**Description of the task**
Tally every line featuring "설치하십시오", then give that tally alone.
········
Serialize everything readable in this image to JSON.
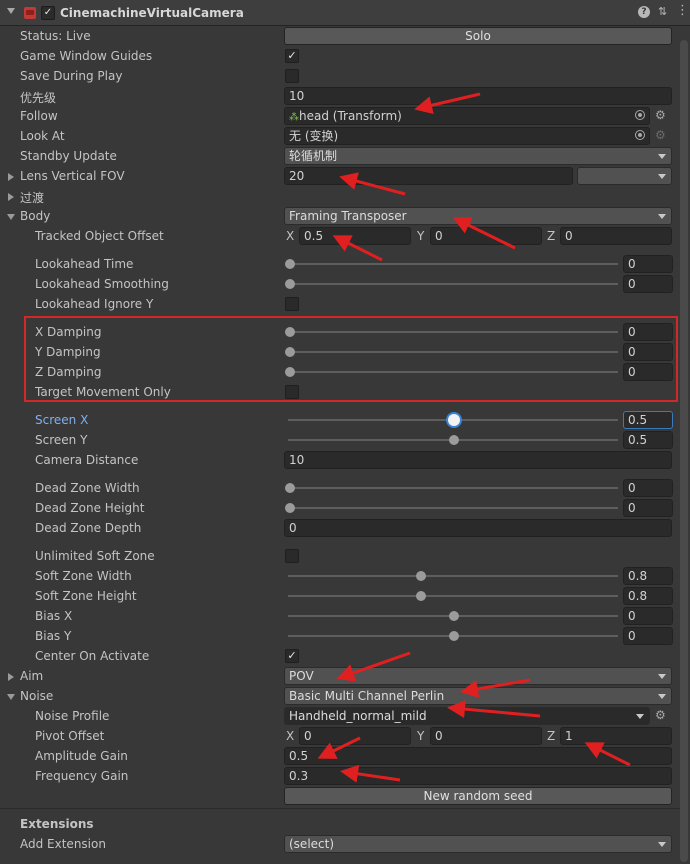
{
  "component": {
    "title": "CinemachineVirtualCamera",
    "enabled": true
  },
  "status": {
    "label": "Status: Live",
    "solo_label": "Solo"
  },
  "game_window_guides": {
    "label": "Game Window Guides",
    "checked": true
  },
  "save_during_play": {
    "label": "Save During Play",
    "checked": false
  },
  "priority": {
    "label": "优先级",
    "value": "10"
  },
  "follow": {
    "label": "Follow",
    "value": "head (Transform)"
  },
  "look_at": {
    "label": "Look At",
    "value": "无 (变换)"
  },
  "standby_update": {
    "label": "Standby Update",
    "value": "轮循机制"
  },
  "lens": {
    "label": "Lens Vertical FOV",
    "value": "20",
    "preset": ""
  },
  "transition": {
    "label": "过渡"
  },
  "body": {
    "label": "Body",
    "value": "Framing Transposer",
    "tracked_object_offset": {
      "label": "Tracked Object Offset",
      "x": "0.5",
      "y": "0",
      "z": "0"
    },
    "lookahead_time": {
      "label": "Lookahead Time",
      "value": "0"
    },
    "lookahead_smoothing": {
      "label": "Lookahead Smoothing",
      "value": "0"
    },
    "lookahead_ignore_y": {
      "label": "Lookahead Ignore Y",
      "checked": false
    },
    "x_damping": {
      "label": "X Damping",
      "value": "0"
    },
    "y_damping": {
      "label": "Y Damping",
      "value": "0"
    },
    "z_damping": {
      "label": "Z Damping",
      "value": "0"
    },
    "target_movement_only": {
      "label": "Target Movement Only",
      "checked": false
    },
    "screen_x": {
      "label": "Screen X",
      "value": "0.5"
    },
    "screen_y": {
      "label": "Screen Y",
      "value": "0.5"
    },
    "camera_distance": {
      "label": "Camera Distance",
      "value": "10"
    },
    "dead_zone_width": {
      "label": "Dead Zone Width",
      "value": "0"
    },
    "dead_zone_height": {
      "label": "Dead Zone Height",
      "value": "0"
    },
    "dead_zone_depth": {
      "label": "Dead Zone Depth",
      "value": "0"
    },
    "unlimited_soft_zone": {
      "label": "Unlimited Soft Zone",
      "checked": false
    },
    "soft_zone_width": {
      "label": "Soft Zone Width",
      "value": "0.8"
    },
    "soft_zone_height": {
      "label": "Soft Zone Height",
      "value": "0.8"
    },
    "bias_x": {
      "label": "Bias X",
      "value": "0"
    },
    "bias_y": {
      "label": "Bias Y",
      "value": "0"
    },
    "center_on_activate": {
      "label": "Center On Activate",
      "checked": true
    }
  },
  "aim": {
    "label": "Aim",
    "value": "POV"
  },
  "noise": {
    "label": "Noise",
    "value": "Basic Multi Channel Perlin",
    "noise_profile": {
      "label": "Noise Profile",
      "value": "Handheld_normal_mild"
    },
    "pivot_offset": {
      "label": "Pivot Offset",
      "x": "0",
      "y": "0",
      "z": "1"
    },
    "amplitude_gain": {
      "label": "Amplitude Gain",
      "value": "0.5"
    },
    "frequency_gain": {
      "label": "Frequency Gain",
      "value": "0.3"
    },
    "random_seed_label": "New random seed"
  },
  "extensions": {
    "heading": "Extensions",
    "add_label": "Add Extension",
    "add_value": "(select)"
  },
  "axis_labels": {
    "x": "X",
    "y": "Y",
    "z": "Z"
  },
  "annotation_color": "#e02020",
  "highlight_color": "#d12828"
}
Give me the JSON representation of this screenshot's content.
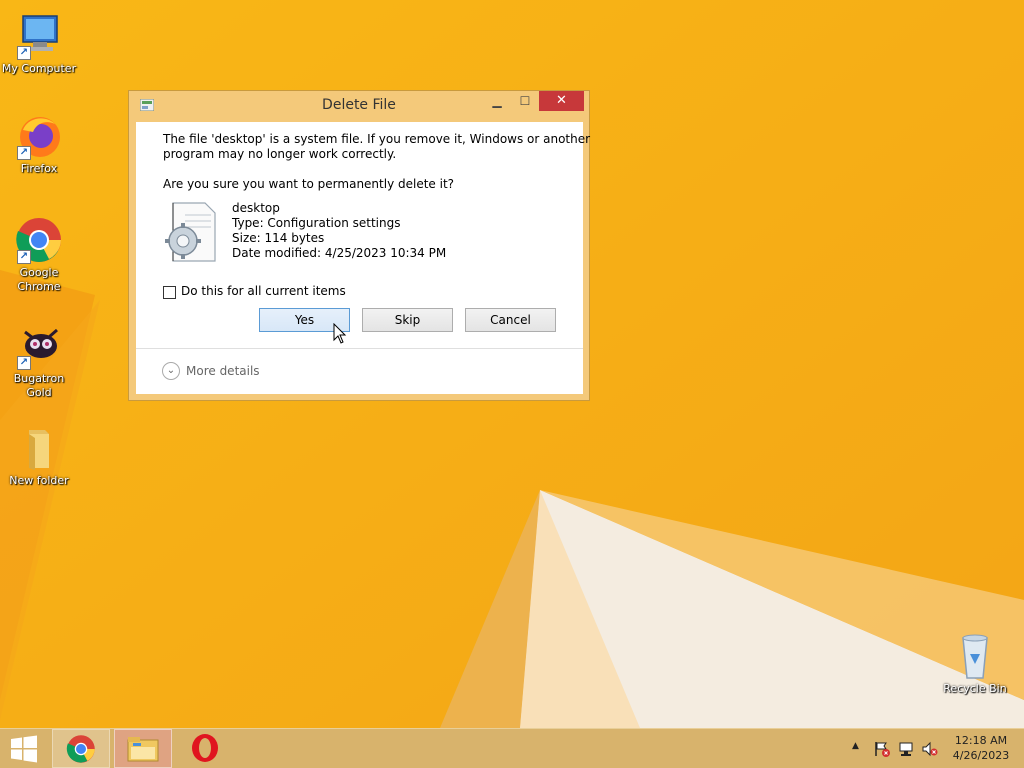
{
  "desktop": {
    "icons": [
      {
        "label": "My Computer",
        "icon": "computer-icon"
      },
      {
        "label": "Firefox",
        "icon": "firefox-icon"
      },
      {
        "label": "Google Chrome",
        "icon": "chrome-icon"
      },
      {
        "label": "Bugatron Gold",
        "icon": "bugatron-icon"
      },
      {
        "label": "New folder",
        "icon": "folder-icon"
      },
      {
        "label": "Recycle Bin",
        "icon": "recycle-bin-icon"
      }
    ]
  },
  "dialog": {
    "title": "Delete File",
    "warning_line1": "The file 'desktop' is a system file. If you remove it, Windows or another",
    "warning_line2": "program may no longer work correctly.",
    "question": "Are you sure you want to permanently delete it?",
    "file": {
      "name": "desktop",
      "type": "Type: Configuration settings",
      "size": "Size: 114 bytes",
      "modified": "Date modified: 4/25/2023 10:34 PM"
    },
    "checkbox_label": "Do this for all current items",
    "checkbox_checked": false,
    "buttons": {
      "yes": "Yes",
      "skip": "Skip",
      "cancel": "Cancel"
    },
    "more_details": "More details"
  },
  "taskbar": {
    "items": [
      "start-icon",
      "chrome-icon",
      "file-explorer-icon",
      "opera-icon"
    ],
    "tray_icons": [
      "show-hidden-icons-icon",
      "action-center-flag-icon",
      "network-icon",
      "volume-muted-icon"
    ],
    "time": "12:18 AM",
    "date": "4/26/2023"
  },
  "colors": {
    "wallpaper_primary": "#f7b21a",
    "dialog_frame": "#f4c97a",
    "close_button": "#c7383a",
    "taskbar": "#d8b36c"
  }
}
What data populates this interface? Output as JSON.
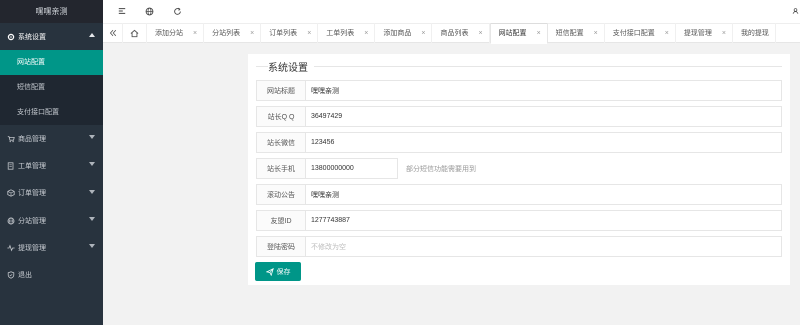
{
  "app": {
    "title": "嘿嘿亲测"
  },
  "sidebar": {
    "system_group": "系统设置",
    "sub_items": [
      "网站配置",
      "短信配置",
      "支付接口配置"
    ],
    "groups": [
      {
        "label": "商品管理",
        "icon": "cart-icon"
      },
      {
        "label": "工单管理",
        "icon": "ticket-icon"
      },
      {
        "label": "订单管理",
        "icon": "box-icon"
      },
      {
        "label": "分站管理",
        "icon": "globe-icon"
      },
      {
        "label": "提现管理",
        "icon": "pulse-icon"
      },
      {
        "label": "退出",
        "icon": "shield-icon"
      }
    ]
  },
  "tabs": [
    {
      "label": "添加分站"
    },
    {
      "label": "分站列表"
    },
    {
      "label": "订单列表"
    },
    {
      "label": "工单列表"
    },
    {
      "label": "添加商品"
    },
    {
      "label": "商品列表"
    },
    {
      "label": "网站配置"
    },
    {
      "label": "短信配置"
    },
    {
      "label": "支付接口配置"
    },
    {
      "label": "提现管理"
    },
    {
      "label": "我的提现"
    }
  ],
  "tab_close": "×",
  "form": {
    "legend": "系统设置",
    "fields": [
      {
        "label": "网站标题",
        "value": "嘿嘿亲测"
      },
      {
        "label": "站长Q Q",
        "value": "36497429"
      },
      {
        "label": "站长微信",
        "value": "123456"
      },
      {
        "label": "站长手机",
        "value": "13800000000",
        "hint": "部分短信功能需要用到"
      },
      {
        "label": "滚动公告",
        "value": "嘿嘿亲测"
      },
      {
        "label": "友盟ID",
        "value": "1277743887"
      },
      {
        "label": "登陆密码",
        "placeholder": "不修改为空"
      }
    ],
    "save_label": "保存"
  },
  "colors": {
    "accent": "#009688",
    "sidebar": "#28333e"
  }
}
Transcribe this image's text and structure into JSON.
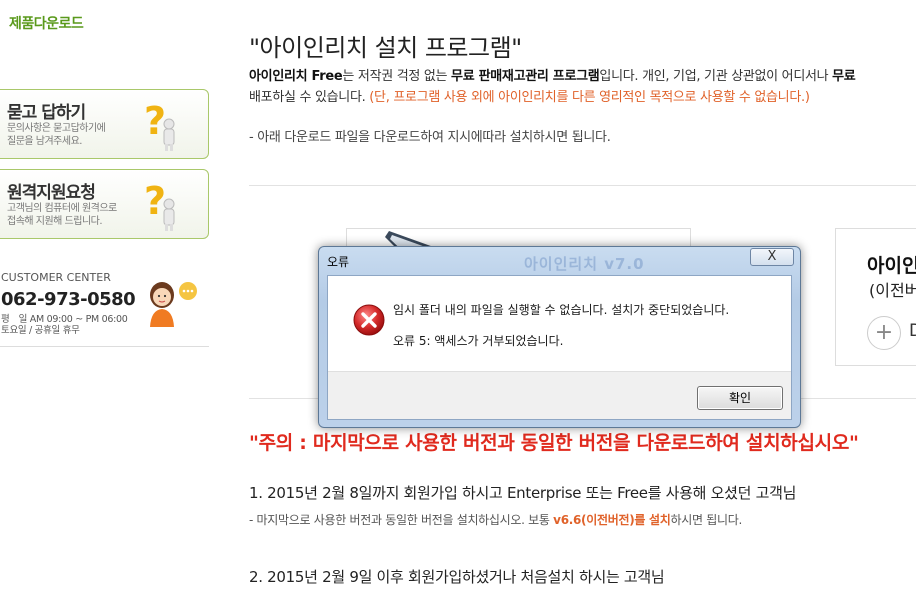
{
  "sidebar": {
    "title": "제품다운로드",
    "qna": {
      "title": "묻고 답하기",
      "desc_line1": "문의사항은 묻고답하기에",
      "desc_line2": "질문을 남겨주세요."
    },
    "remote": {
      "title": "원격지원요청",
      "desc_line1": "고객님의 컴퓨터에 원격으로",
      "desc_line2": "접속해 지원해 드립니다."
    },
    "customer_center": {
      "label": "CUSTOMER CENTER",
      "phone": "062-973-0580",
      "hours_line1": "평　일 AM 09:00 ~ PM 06:00",
      "hours_line2": "토요일 / 공휴일 휴무"
    }
  },
  "main": {
    "title": "\"아이인리치 설치 프로그램\"",
    "intro": {
      "p1": "아이인리치 Free",
      "p2": "는 저작권 걱정 없는 ",
      "p3": "무료 판매재고관리 프로그램",
      "p4": "입니다. 개인, 기업, 기관 상관없이 어디서나 ",
      "p5": "무료",
      "line2_plain": "배포하실 수 있습니다. ",
      "line2_warn": "(단, 프로그램 사용 외에 아이인리치를 다른 영리적인 목적으로 사용할 수 없습니다.)"
    },
    "instruction": "- 아래 다운로드 파일을 다운로드하여 지시에따라 설치하시면 됩니다.",
    "product_right": {
      "name": "아이인",
      "sub": "(이전버",
      "plus": "+",
      "label": "D"
    },
    "notice": "\"주의 : 마지막으로 사용한 버전과 동일한 버전을 다운로드하여 설치하십시오\"",
    "step1": "1. 2015년 2월 8일까지 회원가입 하시고 Enterprise 또는 Free를 사용해 오셨던 고객님",
    "step1_note_plain": "- 마지막으로 사용한 버전과 동일한 버전을 설치하십시오. 보통 ",
    "step1_note_hl": "v6.6(이전버전)를 설치",
    "step1_note_tail": "하시면 됩니다.",
    "step2": "2. 2015년 2월 9일 이후 회원가입하셨거나 처음설치 하시는 고객님"
  },
  "dialog": {
    "title": "오류",
    "close_label": "X",
    "ghost_text": "아이인리치 v7.0",
    "message1": "임시 폴더 내의 파일을 실행할 수 없습니다. 설치가 중단되었습니다.",
    "message2": "오류 5: 액세스가 거부되었습니다.",
    "ok_label": "확인"
  },
  "colors": {
    "accent_green": "#5a9a1c",
    "warning_orange": "#e0622a",
    "notice_red": "#e02a1e",
    "error_icon_red": "#d42a2a"
  }
}
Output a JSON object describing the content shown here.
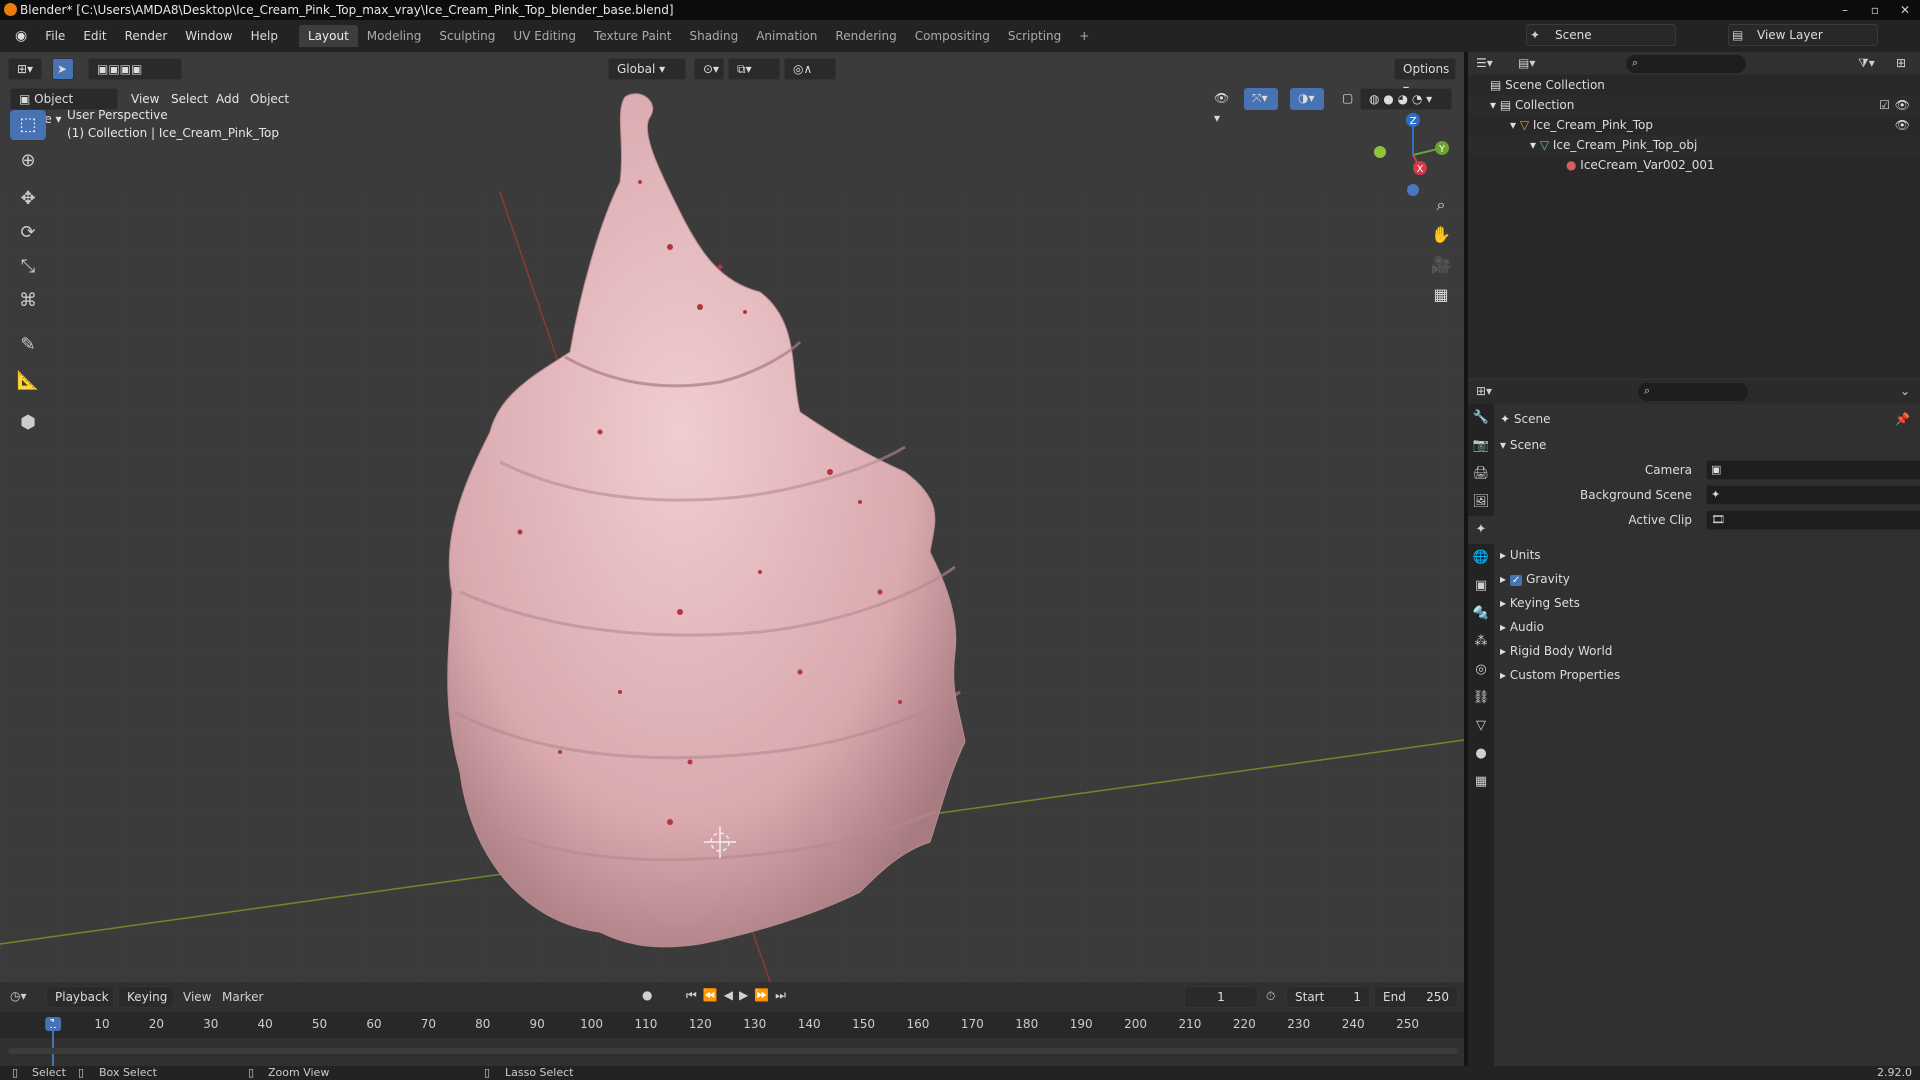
{
  "window": {
    "title": "Blender* [C:\\Users\\AMDA8\\Desktop\\Ice_Cream_Pink_Top_max_vray\\Ice_Cream_Pink_Top_blender_base.blend]",
    "controls": [
      "–",
      "▫",
      "✕"
    ]
  },
  "menu": [
    "File",
    "Edit",
    "Render",
    "Window",
    "Help"
  ],
  "workspaces": [
    {
      "label": "Layout",
      "active": true
    },
    {
      "label": "Modeling"
    },
    {
      "label": "Sculpting"
    },
    {
      "label": "UV Editing"
    },
    {
      "label": "Texture Paint"
    },
    {
      "label": "Shading"
    },
    {
      "label": "Animation"
    },
    {
      "label": "Rendering"
    },
    {
      "label": "Compositing"
    },
    {
      "label": "Scripting"
    }
  ],
  "add_workspace": "+",
  "scene_selector": "Scene",
  "view_layer": "View Layer",
  "viewport": {
    "mode": "Object Mode",
    "header_menus": [
      "View",
      "Select",
      "Add",
      "Object"
    ],
    "orientation": "Global",
    "options": "Options",
    "overlay_title": "User Perspective",
    "overlay_sub": "(1) Collection | Ice_Cream_Pink_Top",
    "gizmo": {
      "x": "X",
      "y": "Y",
      "z": "Z"
    }
  },
  "outliner": {
    "root": "Scene Collection",
    "items": [
      {
        "label": "Collection",
        "level": 1
      },
      {
        "label": "Ice_Cream_Pink_Top",
        "level": 2
      },
      {
        "label": "Ice_Cream_Pink_Top_obj",
        "level": 3
      },
      {
        "label": "IceCream_Var002_001",
        "level": 4
      }
    ]
  },
  "properties": {
    "context": "Scene",
    "panel": "Scene",
    "fields": [
      {
        "label": "Camera"
      },
      {
        "label": "Background Scene"
      },
      {
        "label": "Active Clip"
      }
    ],
    "sections": [
      "Units",
      "Gravity",
      "Keying Sets",
      "Audio",
      "Rigid Body World",
      "Custom Properties"
    ],
    "gravity_checked": true
  },
  "timeline": {
    "menus": [
      "Playback",
      "Keying",
      "View",
      "Marker"
    ],
    "current_frame": "1",
    "start_label": "Start",
    "start": "1",
    "end_label": "End",
    "end": "250",
    "ruler": [
      "1",
      "10",
      "20",
      "30",
      "40",
      "50",
      "60",
      "70",
      "80",
      "90",
      "100",
      "110",
      "120",
      "130",
      "140",
      "150",
      "160",
      "170",
      "180",
      "190",
      "200",
      "210",
      "220",
      "230",
      "240",
      "250"
    ]
  },
  "status": {
    "items": [
      "Select",
      "Box Select",
      "Zoom View",
      "Lasso Select"
    ],
    "version": "2.92.0"
  }
}
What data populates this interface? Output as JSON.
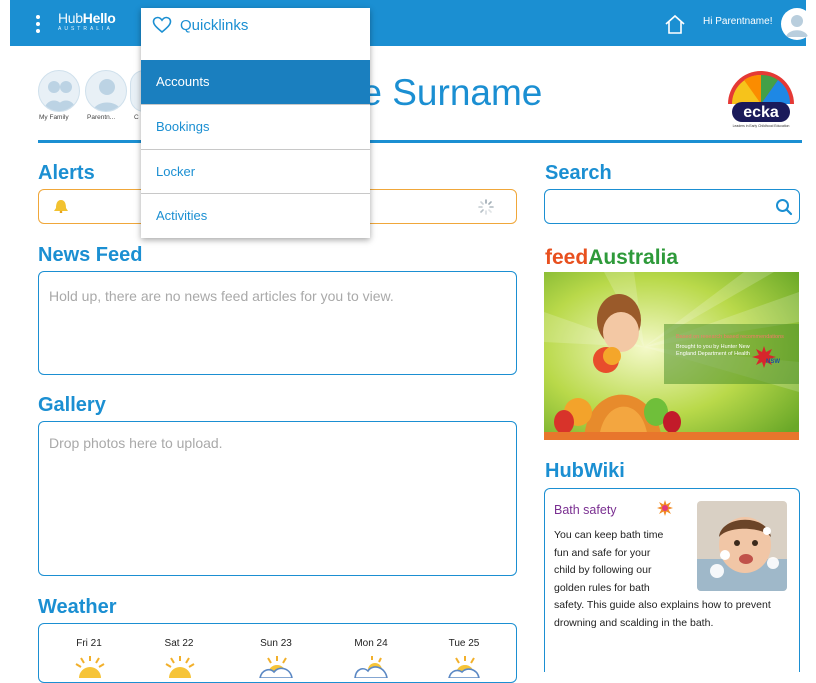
{
  "header": {
    "logo_part1": "Hub",
    "logo_part2": "Hello",
    "logo_sub": "AUSTRALIA",
    "greeting": "Hi Parentname!"
  },
  "family": [
    {
      "label": "My Family"
    },
    {
      "label": "Parentn..."
    },
    {
      "label": "C"
    }
  ],
  "profile": {
    "name_visible": "ame Surname"
  },
  "ecka": {
    "wordmark": "ecka",
    "tagline": "Leaders in Early Childhood Education"
  },
  "alerts": {
    "heading": "Alerts"
  },
  "news_feed": {
    "heading": "News Feed",
    "empty_text": "Hold up, there are no news feed articles for you to view."
  },
  "gallery": {
    "heading": "Gallery",
    "drop_text": "Drop photos here to upload."
  },
  "weather": {
    "heading": "Weather",
    "days": [
      {
        "label": "Fri 21",
        "condition": "sunny"
      },
      {
        "label": "Sat 22",
        "condition": "sunny"
      },
      {
        "label": "Sun 23",
        "condition": "partly-cloudy"
      },
      {
        "label": "Mon 24",
        "condition": "cloudy"
      },
      {
        "label": "Tue 25",
        "condition": "partly-cloudy"
      }
    ]
  },
  "search": {
    "heading": "Search",
    "value": "",
    "placeholder": ""
  },
  "feed_australia": {
    "logo_feed": "feed",
    "logo_australia": "Australia",
    "caption_line1": "Based on research based recommendations",
    "caption_line2": "Brought to you by Hunter New",
    "caption_line3": "England Department of Health",
    "nsw": "NSW"
  },
  "hubwiki": {
    "heading": "HubWiki",
    "article_title": "Bath safety",
    "text_line1": "You can keep bath time",
    "text_line2": "fun and safe for your",
    "text_line3": "child by following our",
    "text_line4": "golden rules for bath",
    "text_rest": "safety. This guide also explains how to prevent drowning and scalding in the bath."
  },
  "quicklinks": {
    "title": "Quicklinks",
    "items": [
      {
        "label": "Accounts",
        "active": true
      },
      {
        "label": "Bookings",
        "active": false
      },
      {
        "label": "Locker",
        "active": false
      },
      {
        "label": "Activities",
        "active": false
      }
    ]
  },
  "colors": {
    "brand_blue": "#1b8fd2",
    "alert_orange": "#f0a73a",
    "wiki_purple": "#7a2f91",
    "feed_orange": "#e8501f",
    "feed_green": "#2e9a3a"
  },
  "icons": [
    "menu-kebab-icon",
    "home-icon",
    "user-avatar-icon",
    "bell-icon",
    "spinner-icon",
    "search-icon",
    "heart-icon",
    "sun-icon",
    "cloud-icon",
    "burst-badge-icon"
  ]
}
········
**Exercise response**
2